**WRITTEN EXERCISE**
Take the entries below and reproduce them word for word.

___ DATA TO USE ___

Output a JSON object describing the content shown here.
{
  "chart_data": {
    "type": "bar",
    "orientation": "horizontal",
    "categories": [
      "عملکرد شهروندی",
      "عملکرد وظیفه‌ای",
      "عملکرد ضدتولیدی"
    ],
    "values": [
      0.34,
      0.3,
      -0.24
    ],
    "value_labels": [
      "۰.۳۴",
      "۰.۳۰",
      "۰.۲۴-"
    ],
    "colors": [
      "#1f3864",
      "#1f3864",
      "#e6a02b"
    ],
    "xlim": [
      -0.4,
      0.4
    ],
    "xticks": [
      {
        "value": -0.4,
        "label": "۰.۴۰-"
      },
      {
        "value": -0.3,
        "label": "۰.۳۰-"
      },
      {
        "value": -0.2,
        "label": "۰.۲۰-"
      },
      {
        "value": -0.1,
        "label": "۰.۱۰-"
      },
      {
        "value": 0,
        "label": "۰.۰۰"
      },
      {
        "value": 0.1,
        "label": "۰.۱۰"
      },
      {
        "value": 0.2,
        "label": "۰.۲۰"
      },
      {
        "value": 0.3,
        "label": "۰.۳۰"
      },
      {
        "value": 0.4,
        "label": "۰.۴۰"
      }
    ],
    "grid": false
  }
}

___

**EXERCISE RESPONSE**
Output a JSON object describing the content shown here.
{
  "chart_data": {
    "type": "bar",
    "orientation": "horizontal",
    "categories": [
      "عملکرد شهروندی",
      "عملکرد وظیفه‌ای",
      "عملکرد ضدتولیدی"
    ],
    "values": [
      0.34,
      0.3,
      -0.24
    ],
    "value_labels": [
      "۰.۳۴",
      "۰.۳۰",
      "۰.۲۴-"
    ],
    "colors": [
      "#1f3864",
      "#1f3864",
      "#e6a02b"
    ],
    "xlim": [
      -0.4,
      0.4
    ],
    "xticks": [
      {
        "value": -0.4,
        "label": "۰.۴۰-"
      },
      {
        "value": -0.3,
        "label": "۰.۳۰-"
      },
      {
        "value": -0.2,
        "label": "۰.۲۰-"
      },
      {
        "value": -0.1,
        "label": "۰.۱۰-"
      },
      {
        "value": 0,
        "label": "۰.۰۰"
      },
      {
        "value": 0.1,
        "label": "۰.۱۰"
      },
      {
        "value": 0.2,
        "label": "۰.۲۰"
      },
      {
        "value": 0.3,
        "label": "۰.۳۰"
      },
      {
        "value": 0.4,
        "label": "۰.۴۰"
      }
    ],
    "grid": false
  }
}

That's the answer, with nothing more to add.